● **Aim of the exercise**: Transcribe every line of the listing below without any deviation.

● **Dataset**:
* * *
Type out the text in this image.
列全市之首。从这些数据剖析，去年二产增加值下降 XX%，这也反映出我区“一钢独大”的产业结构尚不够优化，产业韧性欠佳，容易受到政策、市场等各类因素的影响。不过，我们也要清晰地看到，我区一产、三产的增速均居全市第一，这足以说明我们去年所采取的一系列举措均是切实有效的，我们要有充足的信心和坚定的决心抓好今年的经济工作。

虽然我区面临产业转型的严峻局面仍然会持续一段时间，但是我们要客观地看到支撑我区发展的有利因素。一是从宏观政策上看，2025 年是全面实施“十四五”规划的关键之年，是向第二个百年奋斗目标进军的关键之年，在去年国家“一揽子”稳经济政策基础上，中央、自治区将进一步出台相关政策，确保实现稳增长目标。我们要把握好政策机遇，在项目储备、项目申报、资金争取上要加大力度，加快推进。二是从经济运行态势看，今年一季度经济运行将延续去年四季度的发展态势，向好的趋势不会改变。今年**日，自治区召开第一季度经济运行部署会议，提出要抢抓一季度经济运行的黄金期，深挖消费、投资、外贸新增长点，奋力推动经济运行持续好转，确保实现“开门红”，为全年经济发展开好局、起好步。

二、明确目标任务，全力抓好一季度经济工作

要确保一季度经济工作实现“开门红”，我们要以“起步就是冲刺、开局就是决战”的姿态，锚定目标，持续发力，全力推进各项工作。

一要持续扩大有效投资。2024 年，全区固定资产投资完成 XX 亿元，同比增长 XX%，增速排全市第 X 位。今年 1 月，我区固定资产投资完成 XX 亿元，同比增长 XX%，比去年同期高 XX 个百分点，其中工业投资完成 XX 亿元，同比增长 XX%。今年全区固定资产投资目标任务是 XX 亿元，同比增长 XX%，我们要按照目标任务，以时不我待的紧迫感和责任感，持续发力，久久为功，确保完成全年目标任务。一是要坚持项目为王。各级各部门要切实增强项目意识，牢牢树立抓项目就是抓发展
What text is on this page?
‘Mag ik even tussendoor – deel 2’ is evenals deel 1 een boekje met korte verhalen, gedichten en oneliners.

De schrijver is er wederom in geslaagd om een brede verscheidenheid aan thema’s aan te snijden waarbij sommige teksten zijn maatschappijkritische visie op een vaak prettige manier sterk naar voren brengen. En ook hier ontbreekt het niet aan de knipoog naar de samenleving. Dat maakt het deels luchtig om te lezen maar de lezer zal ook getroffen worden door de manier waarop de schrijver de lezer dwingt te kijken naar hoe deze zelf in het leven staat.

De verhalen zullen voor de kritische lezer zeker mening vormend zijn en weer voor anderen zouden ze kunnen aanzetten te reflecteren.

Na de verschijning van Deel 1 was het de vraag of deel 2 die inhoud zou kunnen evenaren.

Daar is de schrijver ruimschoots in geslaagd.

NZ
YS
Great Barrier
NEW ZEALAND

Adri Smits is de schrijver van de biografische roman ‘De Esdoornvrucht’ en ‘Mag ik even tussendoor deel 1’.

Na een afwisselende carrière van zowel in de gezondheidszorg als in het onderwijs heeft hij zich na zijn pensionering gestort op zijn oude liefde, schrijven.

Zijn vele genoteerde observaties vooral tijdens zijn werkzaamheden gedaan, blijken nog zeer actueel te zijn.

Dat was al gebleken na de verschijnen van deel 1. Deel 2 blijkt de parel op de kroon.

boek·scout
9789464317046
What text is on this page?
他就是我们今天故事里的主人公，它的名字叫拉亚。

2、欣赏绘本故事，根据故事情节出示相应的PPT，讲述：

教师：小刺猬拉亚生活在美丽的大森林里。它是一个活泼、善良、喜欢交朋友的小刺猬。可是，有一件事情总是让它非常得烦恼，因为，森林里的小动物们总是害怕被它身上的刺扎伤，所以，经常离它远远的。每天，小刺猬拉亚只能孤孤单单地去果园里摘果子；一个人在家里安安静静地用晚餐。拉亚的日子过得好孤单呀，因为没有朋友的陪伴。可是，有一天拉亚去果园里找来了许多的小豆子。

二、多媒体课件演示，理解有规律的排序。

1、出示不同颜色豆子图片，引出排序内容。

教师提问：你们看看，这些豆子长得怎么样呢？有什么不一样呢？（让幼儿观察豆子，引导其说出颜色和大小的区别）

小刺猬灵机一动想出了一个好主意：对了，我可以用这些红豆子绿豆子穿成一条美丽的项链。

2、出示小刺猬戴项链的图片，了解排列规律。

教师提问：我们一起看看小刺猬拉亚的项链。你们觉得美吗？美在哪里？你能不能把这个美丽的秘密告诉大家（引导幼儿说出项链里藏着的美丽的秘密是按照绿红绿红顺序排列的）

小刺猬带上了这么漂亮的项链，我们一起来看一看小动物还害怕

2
* * *
● **Output of the exercise**:
Type out the text in this image.
列全市之首。从这些数据剖析，去年二产增加值下降 XX%，这也反映出我区“一钢独大”的产业结构尚不够优化，产业韧性欠佳，容易受到政策、市场等各类因素的影响。不过，我们也要清晰地看到，我区一产、三产的增速均居全市第一，这足以说明我们去年所采取的一系列举措均是切实有效的，我们要有充足的信心和坚定的决心抓好今年的经济工作。

虽然我区面临产业转型的严峻局面仍然会持续一段时间，但是我们要客观地看到支撑我区发展的有利因素。一是从宏观政策上看，2025 年是全面实施“十四五”规划的关键之年，是向第二个百年奋斗目标进军的关键之年，在去年国家“一揽子”稳经济政策基础上，中央、自治区将进一步出台相关政策，确保实现稳增长目标。我们要把握好政策机遇，在项目储备、项目申报、资金争取上要加大力度，加快推进。二是从经济运行态势看，今年一季度经济运行将延续去年四季度的发展态势，向好的趋势不会改变。今年**日，自治区召开第一季度经济运行部署会议，提出要抢抓一季度经济运行的黄金期，深挖消费、投资、外贸新增长点，奋力推动经济运行持续好转，确保实现“开门红”，为全年经济发展开好局、起好步。

二、明确目标任务，全力抓好一季度经济工作

要确保一季度经济工作实现“开门红”，我们要以“起步就是冲刺、开局就是决战”的姿态，锚定目标，持续发力，全力推进各项工作。

一要持续扩大有效投资。2024 年，全区固定资产投资完成 XX 亿元，同比增长 XX%，增速排全市第 X 位。今年 1 月，我区固定资产投资完成 XX 亿元，同比增长 XX%，比去年同期高 XX 个百分点，其中工业投资完成 XX 亿元，同比增长 XX%。今年全区固定资产投资目标任务是 XX 亿元，同比增长 XX%，我们要按照目标任务，以时不我待的紧迫感和责任感，持续发力，久久为功，确保完成全年目标任务。一是要坚持项目为王。各级各部门要切实增强项目意识，牢牢树立抓项目就是抓发展
What text is on this page?
‘Mag ik even tussendoor – deel 2’ is evenals deel 1 een boekje met korte verhalen, gedichten en oneliners.

De schrijver is er wederom in geslaagd om een brede verscheidenheid aan thema’s aan te snijden waarbij sommige teksten zijn maatschappijkritische visie op een vaak prettige manier sterk naar voren brengen. En ook hier ontbreekt het niet aan de knipoog naar de samenleving. Dat maakt het deels luchtig om te lezen maar de lezer zal ook getroffen worden door de manier waarop de schrijver de lezer dwingt te kijken naar hoe deze zelf in het leven staat.

De verhalen zullen voor de kritische lezer zeker mening vormend zijn en weer voor anderen zouden ze kunnen aanzetten te reflecteren.

Na de verschijning van Deel 1 was het de vraag of deel 2 die inhoud zou kunnen evenaren.

Daar is de schrijver ruimschoots in geslaagd.

NZ
YS
Great Barrier
NEW ZEALAND

Adri Smits is de schrijver van de biografische roman ‘De Esdoornvrucht’ en ‘Mag ik even tussendoor deel 1’.

Na een afwisselende carrière van zowel in de gezondheidszorg als in het onderwijs heeft hij zich na zijn pensionering gestort op zijn oude liefde, schrijven.

Zijn vele genoteerde observaties vooral tijdens zijn werkzaamheden gedaan, blijken nog zeer actueel te zijn.

Dat was al gebleken na de verschijnen van deel 1. Deel 2 blijkt de parel op de kroon.

boek·scout
9789464317046
What text is on this page?
他就是我们今天故事里的主人公，它的名字叫拉亚。

2、欣赏绘本故事，根据故事情节出示相应的PPT，讲述：

教师：小刺猬拉亚生活在美丽的大森林里。它是一个活泼、善良、喜欢交朋友的小刺猬。可是，有一件事情总是让它非常得烦恼，因为，森林里的小动物们总是害怕被它身上的刺扎伤，所以，经常离它远远的。每天，小刺猬拉亚只能孤孤单单地去果园里摘果子；一个人在家里安安静静地用晚餐。拉亚的日子过得好孤单呀，因为没有朋友的陪伴。可是，有一天拉亚去果园里找来了许多的小豆子。

二、多媒体课件演示，理解有规律的排序。

1、出示不同颜色豆子图片，引出排序内容。

教师提问：你们看看，这些豆子长得怎么样呢？有什么不一样呢？（让幼儿观察豆子，引导其说出颜色和大小的区别）

小刺猬灵机一动想出了一个好主意：对了，我可以用这些红豆子绿豆子穿成一条美丽的项链。

2、出示小刺猬戴项链的图片，了解排列规律。

教师提问：我们一起看看小刺猬拉亚的项链。你们觉得美吗？美在哪里？你能不能把这个美丽的秘密告诉大家（引导幼儿说出项链里藏着的美丽的秘密是按照绿红绿红顺序排列的）

小刺猬带上了这么漂亮的项链，我们一起来看一看小动物还害怕

2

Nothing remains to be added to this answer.